↓
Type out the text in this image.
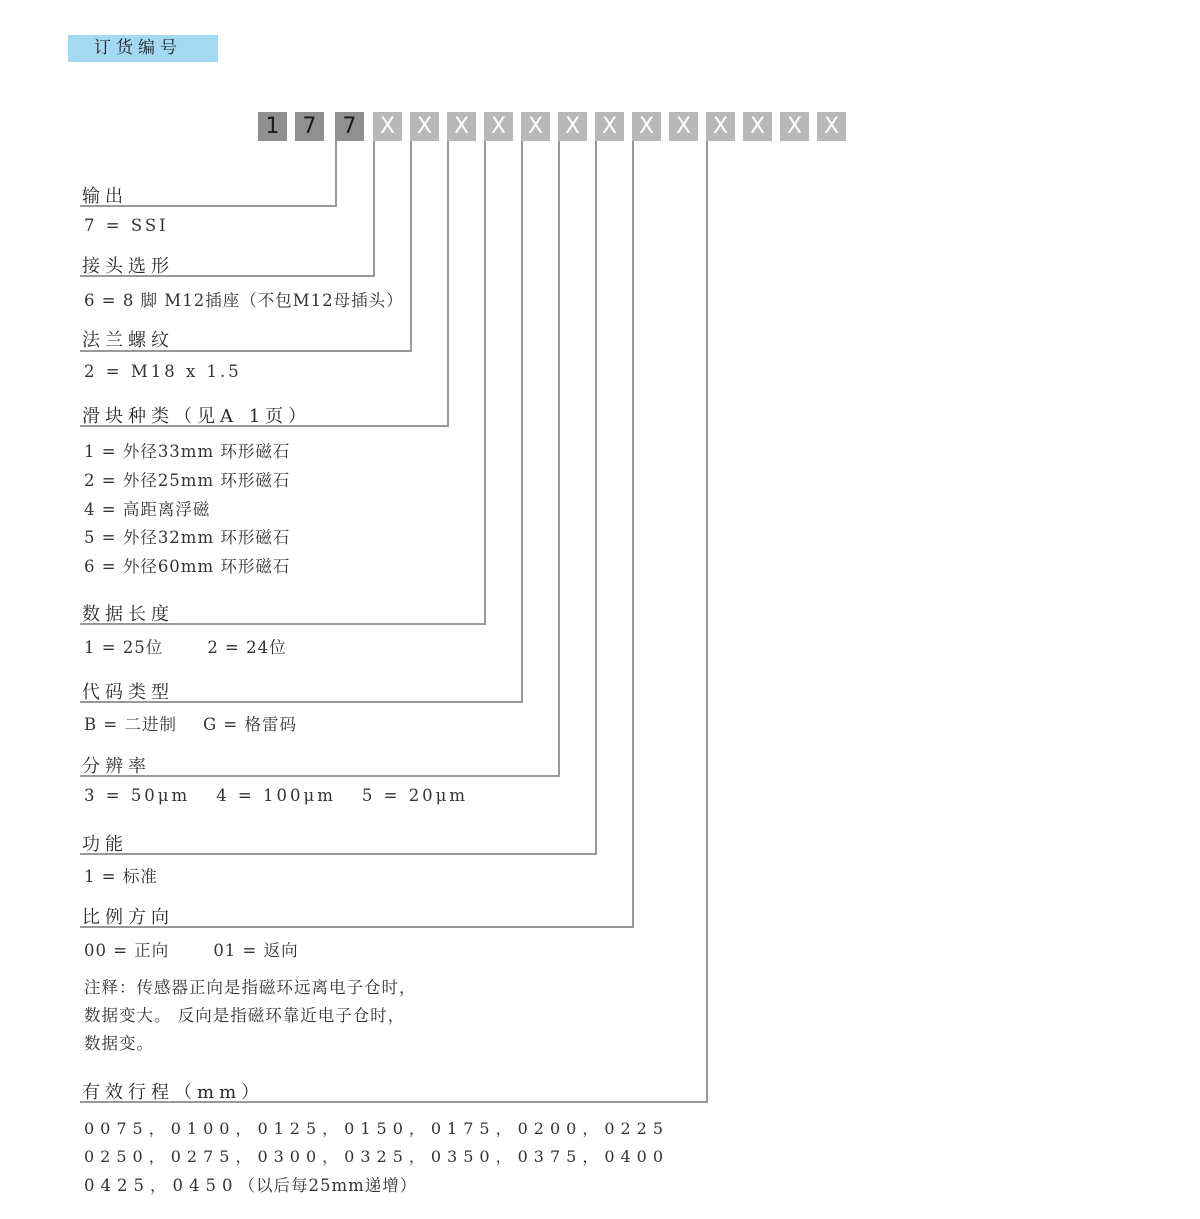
订货编号
1	7	7	X X X X X X X X X X X X X
输出
7 = SSI
接头选形
6 = 8 脚 M12插座（不包M12母插头）
法兰螺纹
2 = M18 x 1.5
滑块种类（见A 1页）
1 = 外径33mm 环形磁石
2 = 外径25mm 环形磁石
4 = 高距离浮磁
5 = 外径32mm 环形磁石
6 = 外径60mm 环形磁石
数据长度
1 = 25位	2 = 24位
代码类型
B = 二进制 G = 格雷码
分辨率
3 = 50μm 4 = 100μm 5 = 20μm
功能
1 = 标准
比例方向
00 = 正向	01 = 返向
注释：传感器正向是指磁环远离电子仓时，
数据变大。 反向是指磁环靠近电子仓时，
数据变。
有效行程（mm）
0075，0100，0125，0150，0175，0200，0225
0250，0275，0300，0325，0350，0375，0400
0425，0450（以后每25mm递增）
↑
WHAT IS ASKED ▸ Repeat the records above exactly, omitting every picture.

CORRECT ANSWER ▸
Type out the text in this image.
订货编号
1	7	7	X X X X X X X X X X X X X
输出
7 = SSI
接头选形
6 = 8 脚 M12插座（不包M12母插头）
法兰螺纹
2 = M18 x 1.5
滑块种类（见A 1页）
1 = 外径33mm 环形磁石
2 = 外径25mm 环形磁石
4 = 高距离浮磁
5 = 外径32mm 环形磁石
6 = 外径60mm 环形磁石
数据长度
1 = 25位	2 = 24位
代码类型
B = 二进制 G = 格雷码
分辨率
3 = 50μm 4 = 100μm 5 = 20μm
功能
1 = 标准
比例方向
00 = 正向	01 = 返向
注释：传感器正向是指磁环远离电子仓时，
数据变大。 反向是指磁环靠近电子仓时，
数据变。
有效行程（mm）
0075，0100，0125，0150，0175，0200，0225
0250，0275，0300，0325，0350，0375，0400
0425，0450（以后每25mm递增）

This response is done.